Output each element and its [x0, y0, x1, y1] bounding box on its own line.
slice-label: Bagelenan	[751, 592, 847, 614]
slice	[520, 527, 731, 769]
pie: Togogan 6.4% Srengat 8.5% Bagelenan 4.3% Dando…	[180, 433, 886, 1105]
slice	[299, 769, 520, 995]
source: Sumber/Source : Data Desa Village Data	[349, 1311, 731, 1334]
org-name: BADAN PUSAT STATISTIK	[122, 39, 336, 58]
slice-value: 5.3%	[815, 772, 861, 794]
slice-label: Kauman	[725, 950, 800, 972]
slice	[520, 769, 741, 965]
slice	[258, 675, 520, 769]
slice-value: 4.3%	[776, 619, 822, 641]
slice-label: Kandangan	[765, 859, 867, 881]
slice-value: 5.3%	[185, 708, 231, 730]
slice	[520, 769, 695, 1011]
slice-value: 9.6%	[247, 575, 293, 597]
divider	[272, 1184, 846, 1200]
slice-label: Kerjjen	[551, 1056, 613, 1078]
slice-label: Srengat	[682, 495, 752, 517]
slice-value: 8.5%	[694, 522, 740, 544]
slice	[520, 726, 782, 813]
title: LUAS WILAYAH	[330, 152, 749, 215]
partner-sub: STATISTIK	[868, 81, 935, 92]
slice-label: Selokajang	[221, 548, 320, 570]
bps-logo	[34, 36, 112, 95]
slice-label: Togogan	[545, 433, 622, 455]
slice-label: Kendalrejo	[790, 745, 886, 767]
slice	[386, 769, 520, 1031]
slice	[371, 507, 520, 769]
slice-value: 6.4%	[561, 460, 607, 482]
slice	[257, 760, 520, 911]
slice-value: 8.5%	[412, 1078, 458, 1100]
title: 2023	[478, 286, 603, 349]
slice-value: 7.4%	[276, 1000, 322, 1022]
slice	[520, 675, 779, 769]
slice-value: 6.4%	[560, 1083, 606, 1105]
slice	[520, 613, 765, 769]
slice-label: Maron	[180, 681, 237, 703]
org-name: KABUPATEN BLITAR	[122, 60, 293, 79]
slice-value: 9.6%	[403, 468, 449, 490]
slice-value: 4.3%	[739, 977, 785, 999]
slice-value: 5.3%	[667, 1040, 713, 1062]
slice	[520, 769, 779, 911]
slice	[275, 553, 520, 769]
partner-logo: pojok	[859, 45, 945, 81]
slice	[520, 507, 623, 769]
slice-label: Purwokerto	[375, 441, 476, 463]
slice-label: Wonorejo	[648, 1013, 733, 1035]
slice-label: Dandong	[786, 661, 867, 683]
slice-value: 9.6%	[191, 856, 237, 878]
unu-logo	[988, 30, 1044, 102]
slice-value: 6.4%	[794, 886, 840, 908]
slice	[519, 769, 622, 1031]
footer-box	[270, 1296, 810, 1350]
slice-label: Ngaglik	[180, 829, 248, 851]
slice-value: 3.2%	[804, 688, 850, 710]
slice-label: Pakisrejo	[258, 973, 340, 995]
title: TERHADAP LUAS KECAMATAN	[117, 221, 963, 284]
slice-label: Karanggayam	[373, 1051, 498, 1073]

→ **What you will do**:
Rewrite the material from its start through the line containing "772, 861, 794]", replacing "org-name" with "organization" and leaving everything else unchanged; give only those lines.

→ **Task result**:
Output each element and its [x0, y0, x1, y1] bounding box on its own line.
slice-label: Bagelenan	[751, 592, 847, 614]
slice	[520, 527, 731, 769]
pie: Togogan 6.4% Srengat 8.5% Bagelenan 4.3% Dando…	[180, 433, 886, 1105]
slice	[299, 769, 520, 995]
source: Sumber/Source : Data Desa Village Data	[349, 1311, 731, 1334]
organization: BADAN PUSAT STATISTIK	[122, 39, 336, 58]
slice-value: 5.3%	[815, 772, 861, 794]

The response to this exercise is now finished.